══ Task data ══

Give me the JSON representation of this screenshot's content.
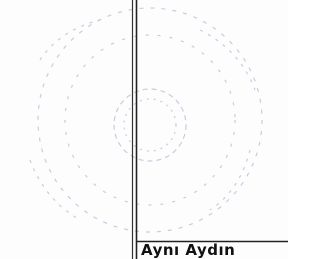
{
  "text": "Aynı Aydın"
}
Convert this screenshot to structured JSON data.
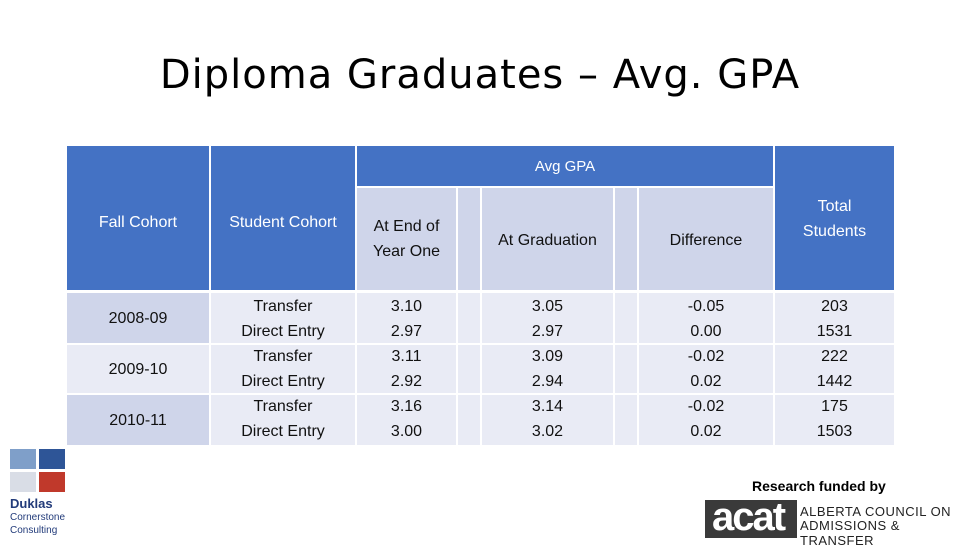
{
  "slide": {
    "title": "Diploma Graduates – Avg. GPA"
  },
  "table": {
    "group_header": "Avg GPA",
    "columns": {
      "fall_cohort": "Fall Cohort",
      "student_cohort": "Student Cohort",
      "end_year_one": [
        "At End of",
        "Year One"
      ],
      "at_graduation": "At Graduation",
      "difference": "Difference",
      "total_students": [
        "Total",
        "Students"
      ]
    },
    "cohorts": [
      "2008-09",
      "2009-10",
      "2010-11"
    ],
    "rows": [
      {
        "student_cohort": "Transfer",
        "end_year_one": "3.10",
        "at_graduation": "3.05",
        "difference": "-0.05",
        "total": "203"
      },
      {
        "student_cohort": "Direct Entry",
        "end_year_one": "2.97",
        "at_graduation": "2.97",
        "difference": "0.00",
        "total": "1531"
      },
      {
        "student_cohort": "Transfer",
        "end_year_one": "3.11",
        "at_graduation": "3.09",
        "difference": "-0.02",
        "total": "222"
      },
      {
        "student_cohort": "Direct Entry",
        "end_year_one": "2.92",
        "at_graduation": "2.94",
        "difference": "0.02",
        "total": "1442"
      },
      {
        "student_cohort": "Transfer",
        "end_year_one": "3.16",
        "at_graduation": "3.14",
        "difference": "-0.02",
        "total": "175"
      },
      {
        "student_cohort": "Direct Entry",
        "end_year_one": "3.00",
        "at_graduation": "3.02",
        "difference": "0.02",
        "total": "1503"
      }
    ]
  },
  "logos": {
    "duklas": [
      "Duklas",
      "Cornerstone",
      "Consulting"
    ],
    "funded_by": "Research funded by",
    "acat_mark": "acat",
    "acat_lines": [
      "ALBERTA COUNCIL ON",
      "ADMISSIONS & TRANSFER"
    ],
    "colors": {
      "header_blue": "#4472c4",
      "subheader": "#cfd5ea",
      "row_alt": "#e9ebf5",
      "duklas_red": "#c0392b"
    }
  }
}
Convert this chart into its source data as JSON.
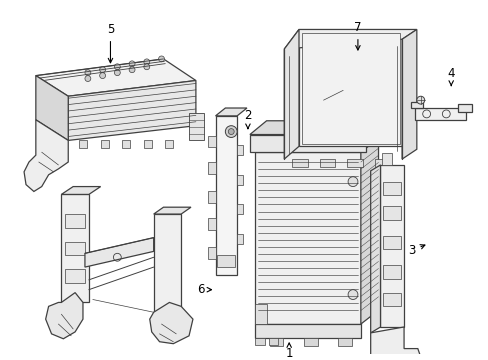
{
  "bg_color": "#ffffff",
  "line_color": "#404040",
  "figsize": [
    4.89,
    3.6
  ],
  "dpi": 100
}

═══

What this task involves - Find the word "JSON" in the data and copy out each line where it turns up.

Correct output -
Give me the JSON representation of this screenshot's content.
Convert this screenshot to structured JSON data.
Convert this chart into its source data as JSON.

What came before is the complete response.